▶ **Material supplied**
--- --- ---

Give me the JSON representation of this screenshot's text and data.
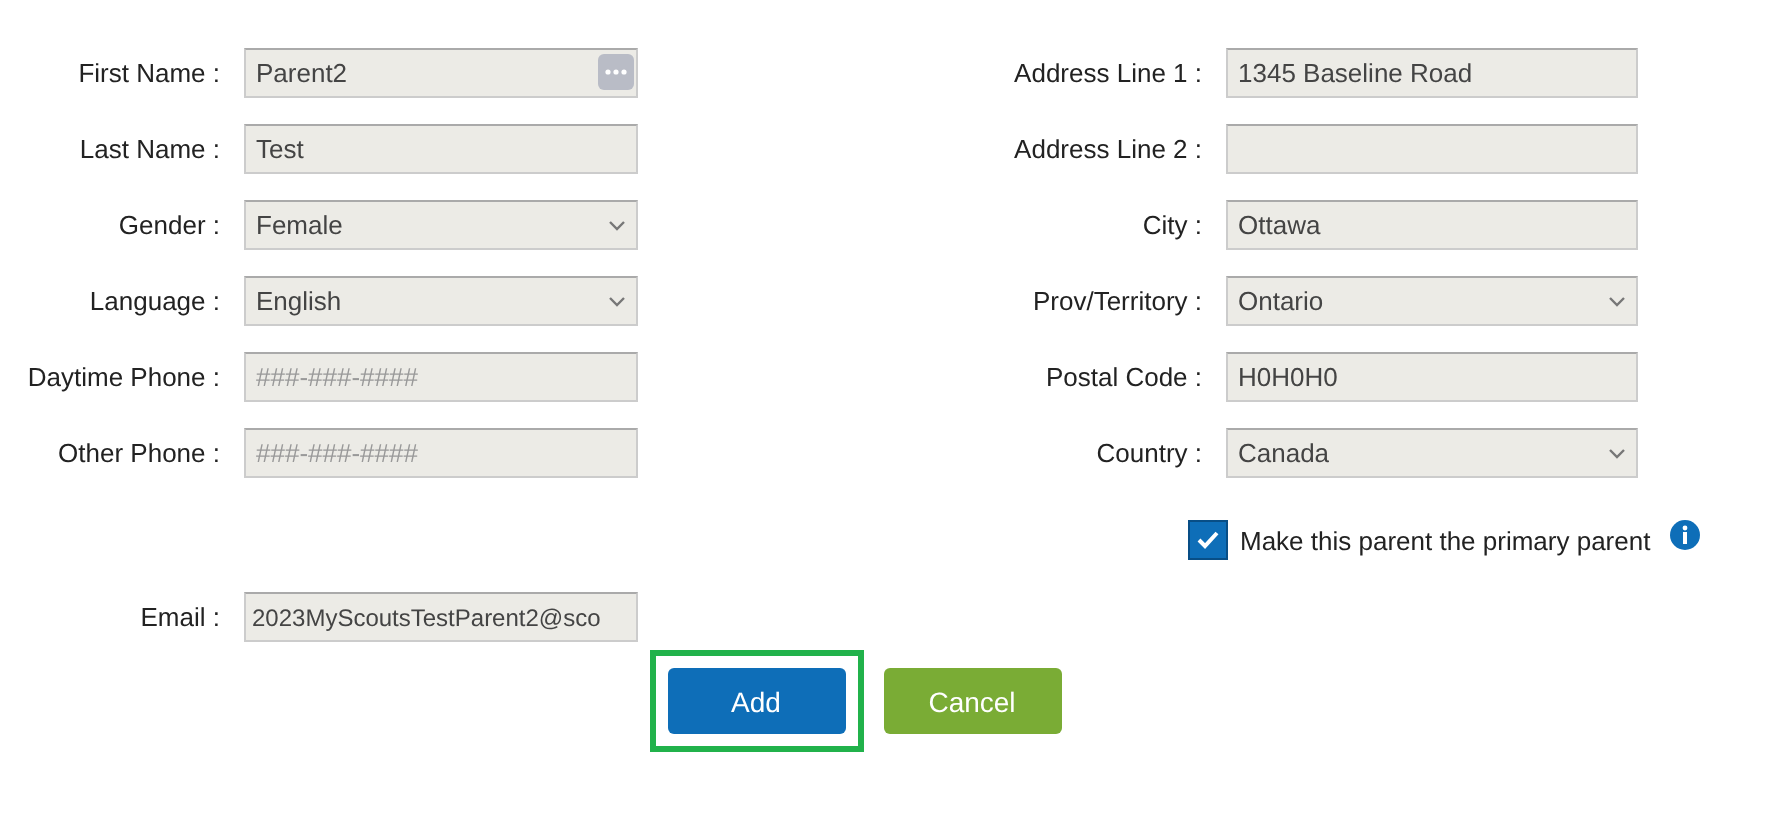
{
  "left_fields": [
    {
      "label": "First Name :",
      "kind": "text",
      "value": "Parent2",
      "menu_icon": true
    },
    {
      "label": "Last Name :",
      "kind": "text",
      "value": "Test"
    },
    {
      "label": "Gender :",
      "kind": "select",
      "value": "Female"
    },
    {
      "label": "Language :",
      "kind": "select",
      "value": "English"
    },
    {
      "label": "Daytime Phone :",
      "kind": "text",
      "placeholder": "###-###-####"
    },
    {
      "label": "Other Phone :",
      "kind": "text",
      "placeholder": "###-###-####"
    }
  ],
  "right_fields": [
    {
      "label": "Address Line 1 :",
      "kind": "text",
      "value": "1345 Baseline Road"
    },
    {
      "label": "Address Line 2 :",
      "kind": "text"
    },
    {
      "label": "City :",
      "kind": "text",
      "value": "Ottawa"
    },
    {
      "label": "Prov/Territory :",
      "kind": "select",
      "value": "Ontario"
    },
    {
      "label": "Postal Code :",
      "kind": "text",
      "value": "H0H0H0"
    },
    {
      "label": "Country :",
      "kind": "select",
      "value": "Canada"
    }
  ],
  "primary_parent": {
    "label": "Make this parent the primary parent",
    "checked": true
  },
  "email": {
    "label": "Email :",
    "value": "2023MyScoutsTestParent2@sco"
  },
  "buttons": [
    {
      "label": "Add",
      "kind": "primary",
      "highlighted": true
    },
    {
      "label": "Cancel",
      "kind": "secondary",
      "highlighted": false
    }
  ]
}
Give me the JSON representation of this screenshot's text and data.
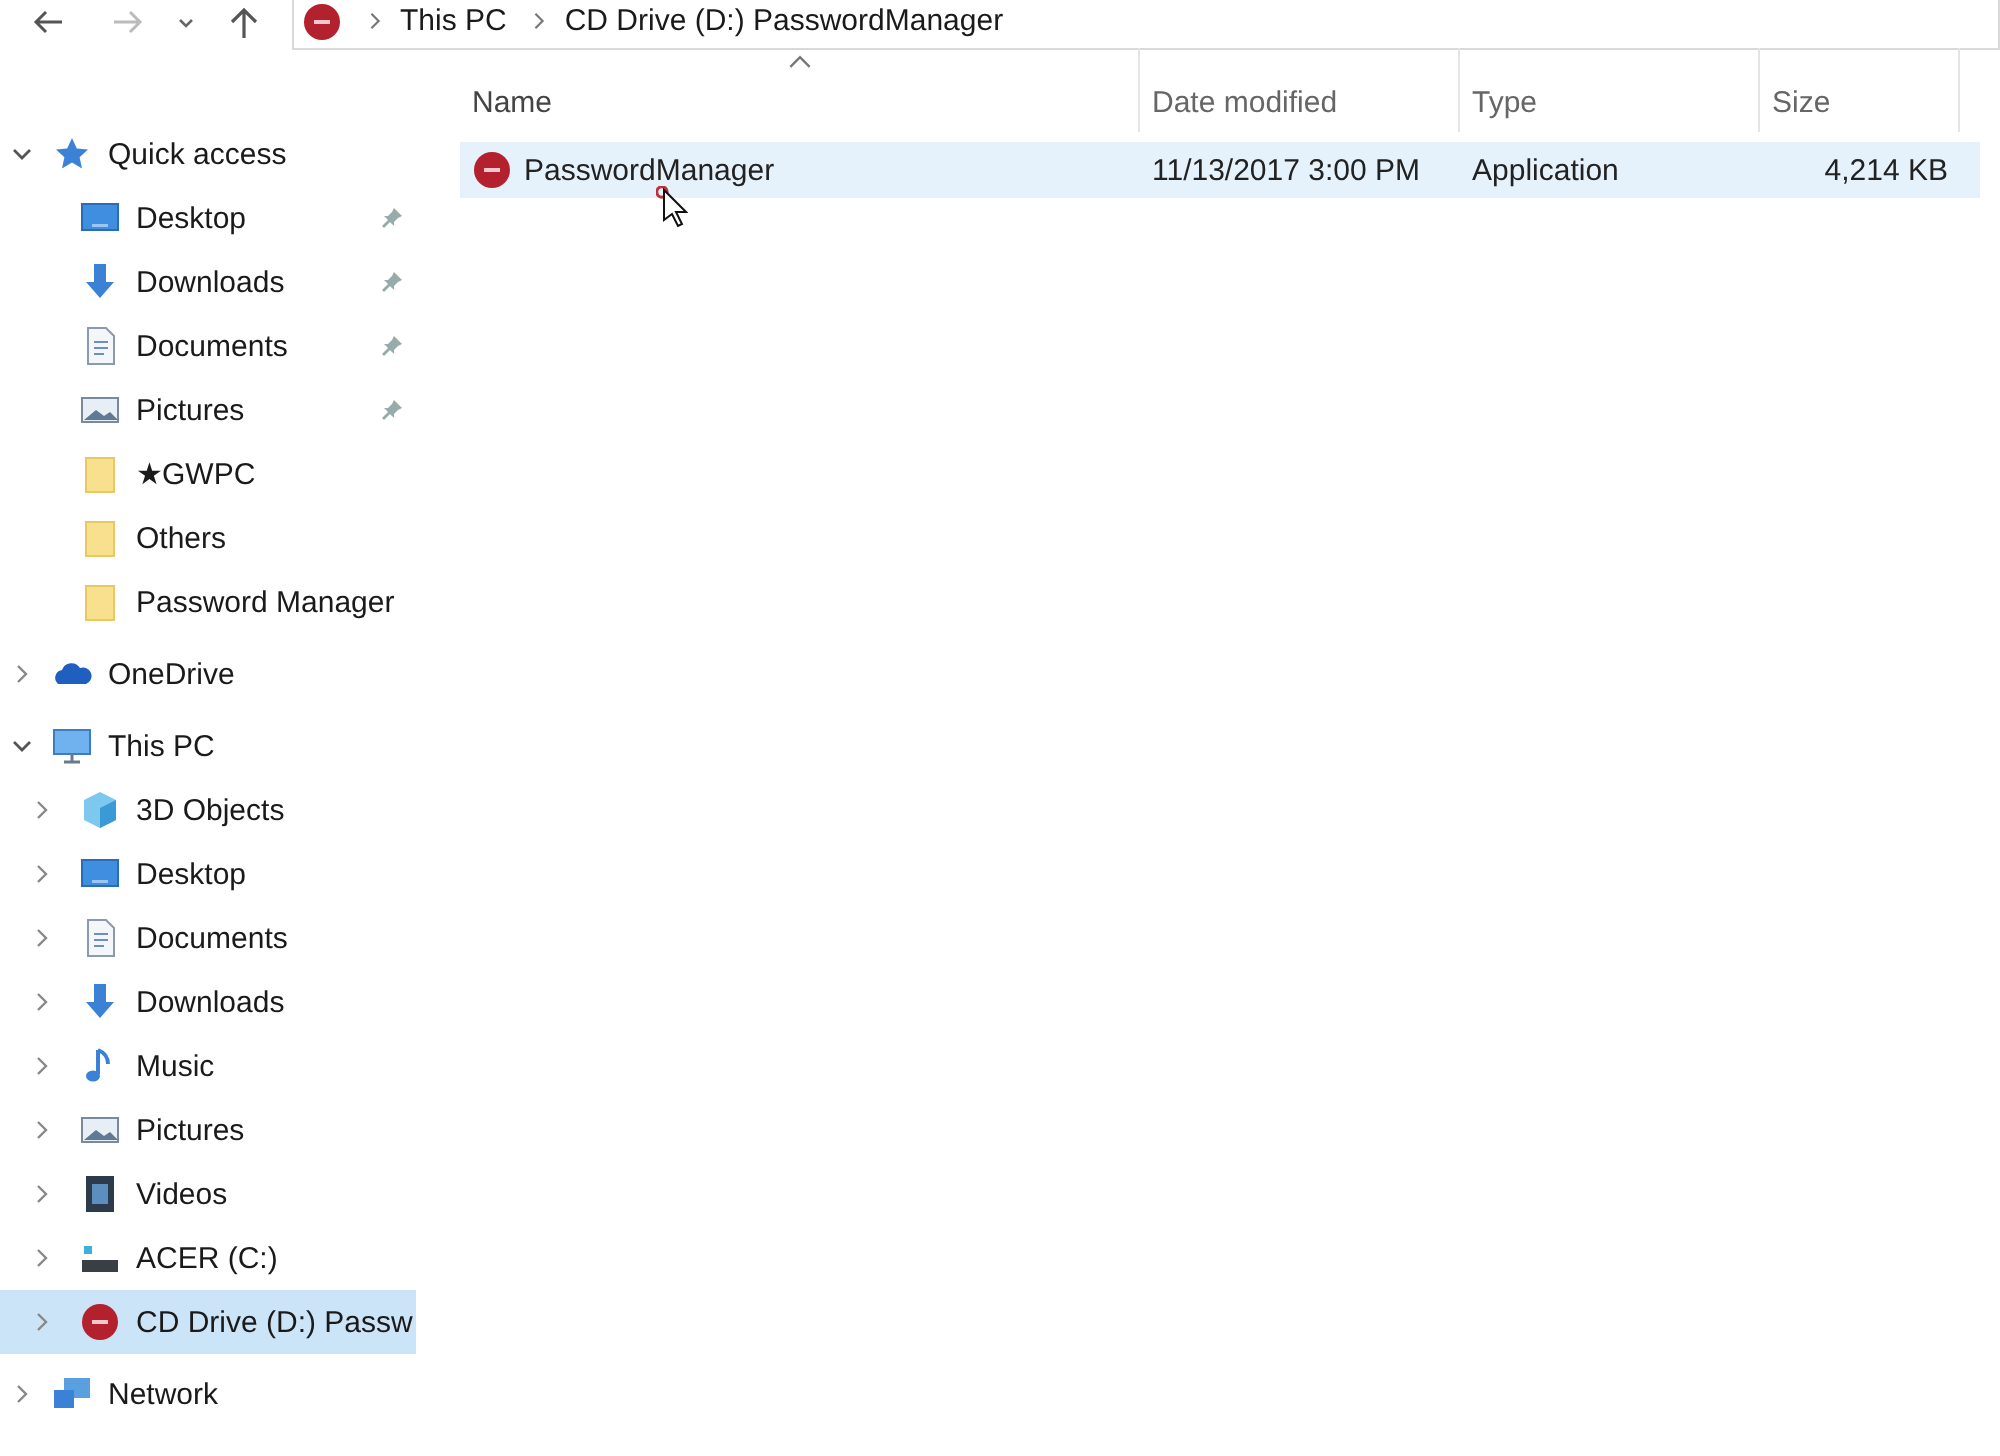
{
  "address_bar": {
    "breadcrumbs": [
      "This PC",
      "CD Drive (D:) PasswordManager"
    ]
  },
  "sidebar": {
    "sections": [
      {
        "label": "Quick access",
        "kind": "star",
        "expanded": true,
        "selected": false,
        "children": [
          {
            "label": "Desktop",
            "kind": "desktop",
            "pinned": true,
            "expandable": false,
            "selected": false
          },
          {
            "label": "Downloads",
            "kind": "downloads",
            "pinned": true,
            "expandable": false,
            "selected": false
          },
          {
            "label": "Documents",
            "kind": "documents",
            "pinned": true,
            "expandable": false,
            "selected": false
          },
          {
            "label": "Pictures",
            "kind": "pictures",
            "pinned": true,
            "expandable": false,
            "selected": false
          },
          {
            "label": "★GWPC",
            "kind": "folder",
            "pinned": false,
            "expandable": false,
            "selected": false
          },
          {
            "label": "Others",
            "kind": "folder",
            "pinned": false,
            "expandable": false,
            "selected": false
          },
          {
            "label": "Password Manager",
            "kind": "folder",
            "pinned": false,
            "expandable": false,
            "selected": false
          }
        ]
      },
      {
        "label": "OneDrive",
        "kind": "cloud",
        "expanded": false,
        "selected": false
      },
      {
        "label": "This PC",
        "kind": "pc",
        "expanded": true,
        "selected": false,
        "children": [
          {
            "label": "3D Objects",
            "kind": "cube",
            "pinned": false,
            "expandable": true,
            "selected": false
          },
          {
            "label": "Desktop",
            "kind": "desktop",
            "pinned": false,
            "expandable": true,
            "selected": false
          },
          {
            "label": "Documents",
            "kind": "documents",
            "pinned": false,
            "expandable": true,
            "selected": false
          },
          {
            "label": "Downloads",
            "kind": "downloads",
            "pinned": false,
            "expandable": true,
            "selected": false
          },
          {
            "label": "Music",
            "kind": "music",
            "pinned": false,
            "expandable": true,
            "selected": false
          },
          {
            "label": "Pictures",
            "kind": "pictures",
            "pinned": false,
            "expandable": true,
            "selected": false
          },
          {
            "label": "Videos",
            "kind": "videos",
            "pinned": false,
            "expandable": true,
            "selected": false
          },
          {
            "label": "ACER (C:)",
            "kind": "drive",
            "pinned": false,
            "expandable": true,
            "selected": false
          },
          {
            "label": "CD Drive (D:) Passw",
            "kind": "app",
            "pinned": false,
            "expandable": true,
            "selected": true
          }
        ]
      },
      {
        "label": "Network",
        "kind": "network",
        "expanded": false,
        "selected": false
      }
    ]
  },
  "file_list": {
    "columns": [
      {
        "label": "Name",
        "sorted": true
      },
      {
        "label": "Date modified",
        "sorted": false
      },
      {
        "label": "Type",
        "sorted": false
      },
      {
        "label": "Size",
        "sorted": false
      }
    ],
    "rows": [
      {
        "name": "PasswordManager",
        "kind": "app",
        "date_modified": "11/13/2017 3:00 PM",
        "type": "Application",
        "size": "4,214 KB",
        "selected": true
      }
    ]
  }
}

--- --- ---

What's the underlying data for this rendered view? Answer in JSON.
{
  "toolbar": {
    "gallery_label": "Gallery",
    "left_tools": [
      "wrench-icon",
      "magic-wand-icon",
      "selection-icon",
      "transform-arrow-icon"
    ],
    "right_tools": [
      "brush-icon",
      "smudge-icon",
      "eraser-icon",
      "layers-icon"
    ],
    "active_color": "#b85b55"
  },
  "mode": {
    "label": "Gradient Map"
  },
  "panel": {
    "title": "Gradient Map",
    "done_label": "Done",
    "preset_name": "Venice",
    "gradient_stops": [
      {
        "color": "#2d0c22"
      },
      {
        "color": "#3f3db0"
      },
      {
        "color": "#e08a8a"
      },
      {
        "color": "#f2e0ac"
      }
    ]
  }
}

--- --- ---

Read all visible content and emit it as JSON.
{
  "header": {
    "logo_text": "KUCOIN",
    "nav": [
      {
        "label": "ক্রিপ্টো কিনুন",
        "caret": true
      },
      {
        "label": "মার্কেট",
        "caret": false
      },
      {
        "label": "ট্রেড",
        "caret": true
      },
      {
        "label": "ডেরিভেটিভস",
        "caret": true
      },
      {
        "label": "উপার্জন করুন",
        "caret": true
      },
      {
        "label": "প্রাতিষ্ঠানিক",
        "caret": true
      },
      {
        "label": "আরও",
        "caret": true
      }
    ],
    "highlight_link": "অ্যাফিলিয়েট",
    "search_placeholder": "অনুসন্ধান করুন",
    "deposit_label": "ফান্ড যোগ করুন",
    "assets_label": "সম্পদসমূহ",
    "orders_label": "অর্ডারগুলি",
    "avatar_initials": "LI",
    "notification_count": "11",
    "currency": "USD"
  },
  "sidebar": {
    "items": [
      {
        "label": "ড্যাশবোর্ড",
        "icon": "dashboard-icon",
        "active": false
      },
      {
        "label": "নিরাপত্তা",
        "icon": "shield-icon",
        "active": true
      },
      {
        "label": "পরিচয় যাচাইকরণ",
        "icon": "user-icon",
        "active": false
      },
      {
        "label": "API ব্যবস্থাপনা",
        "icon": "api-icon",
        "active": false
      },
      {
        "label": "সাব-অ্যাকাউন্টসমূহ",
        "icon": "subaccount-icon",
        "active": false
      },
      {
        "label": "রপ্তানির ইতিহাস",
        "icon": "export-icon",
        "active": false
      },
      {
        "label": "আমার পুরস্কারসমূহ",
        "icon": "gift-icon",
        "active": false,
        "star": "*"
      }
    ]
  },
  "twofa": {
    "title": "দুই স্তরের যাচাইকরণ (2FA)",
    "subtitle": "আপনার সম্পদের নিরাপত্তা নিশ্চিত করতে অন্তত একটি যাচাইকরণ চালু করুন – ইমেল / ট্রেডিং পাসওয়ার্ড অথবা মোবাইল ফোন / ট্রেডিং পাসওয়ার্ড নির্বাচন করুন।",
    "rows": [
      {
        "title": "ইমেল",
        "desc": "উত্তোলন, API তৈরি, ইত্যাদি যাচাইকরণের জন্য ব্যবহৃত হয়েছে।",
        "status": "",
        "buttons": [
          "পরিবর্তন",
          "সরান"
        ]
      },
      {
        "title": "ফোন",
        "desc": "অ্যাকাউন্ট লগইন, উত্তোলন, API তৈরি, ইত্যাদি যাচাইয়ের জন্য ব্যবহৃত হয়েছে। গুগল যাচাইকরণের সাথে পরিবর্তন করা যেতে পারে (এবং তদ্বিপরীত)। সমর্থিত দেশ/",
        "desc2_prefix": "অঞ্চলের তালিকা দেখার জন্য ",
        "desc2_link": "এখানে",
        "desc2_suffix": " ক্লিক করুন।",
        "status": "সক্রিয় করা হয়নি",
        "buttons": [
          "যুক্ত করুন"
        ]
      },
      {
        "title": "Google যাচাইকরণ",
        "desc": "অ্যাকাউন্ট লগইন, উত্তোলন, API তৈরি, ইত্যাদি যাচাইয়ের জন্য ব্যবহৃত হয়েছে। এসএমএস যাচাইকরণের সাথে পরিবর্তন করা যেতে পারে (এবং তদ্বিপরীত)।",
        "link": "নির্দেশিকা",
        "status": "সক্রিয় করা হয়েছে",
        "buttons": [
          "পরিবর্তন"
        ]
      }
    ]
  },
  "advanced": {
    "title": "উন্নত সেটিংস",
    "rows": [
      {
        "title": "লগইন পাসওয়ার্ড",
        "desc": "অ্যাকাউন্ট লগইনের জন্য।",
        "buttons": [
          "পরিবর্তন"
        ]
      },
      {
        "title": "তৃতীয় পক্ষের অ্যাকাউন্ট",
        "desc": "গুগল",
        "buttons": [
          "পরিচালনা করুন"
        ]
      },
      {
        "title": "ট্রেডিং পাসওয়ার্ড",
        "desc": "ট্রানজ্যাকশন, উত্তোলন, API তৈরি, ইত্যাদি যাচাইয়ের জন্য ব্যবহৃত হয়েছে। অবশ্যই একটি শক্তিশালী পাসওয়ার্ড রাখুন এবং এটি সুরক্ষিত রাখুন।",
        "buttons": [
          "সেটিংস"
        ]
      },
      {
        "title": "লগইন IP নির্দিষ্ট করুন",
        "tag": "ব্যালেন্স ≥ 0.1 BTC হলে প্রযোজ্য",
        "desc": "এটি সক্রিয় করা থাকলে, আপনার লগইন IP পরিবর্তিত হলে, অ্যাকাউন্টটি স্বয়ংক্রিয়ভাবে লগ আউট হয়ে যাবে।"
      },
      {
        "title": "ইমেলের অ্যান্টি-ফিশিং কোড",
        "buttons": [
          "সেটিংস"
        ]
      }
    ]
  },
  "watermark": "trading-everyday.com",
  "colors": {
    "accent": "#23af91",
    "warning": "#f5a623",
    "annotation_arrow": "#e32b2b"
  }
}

--- --- ---

▶ **Instruction**
From the entries above, list each line with "লগইন" in it.

▶ **Exercise answer**
        "desc": "অ্যাকাউন্ট লগইন, উত্তোলন, API তৈরি, ইত্যাদি যাচাইয়ের জন্য ব্যবহৃত হয়েছে। গুগল যাচাইকরণের সাথে পরিবর্তন করা যেতে পারে (এবং তদ্বিপরীত)। সমর্থিত দেশ/",
        "desc": "অ্যাকাউন্ট লগইন, উত্তোলন, API তৈরি, ইত্যাদি যাচাইয়ের জন্য ব্যবহৃত হয়েছে। এসএমএস যাচাইকরণের সাথে পরিবর্তন করা যেতে পারে (এবং তদ্বিপরীত)।",
        "title": "লগইন পাসওয়ার্ড",
        "desc": "অ্যাকাউন্ট লগইনের জন্য।",
        "title": "লগইন IP নির্দিষ্ট করুন",
        "desc": "এটি সক্রিয় করা থাকলে, আপনার লগইন IP পরিবর্তিত হলে, অ্যাকাউন্টটি স্বয়ংক্রিয়ভাবে লগ আউট হয়ে যাবে।"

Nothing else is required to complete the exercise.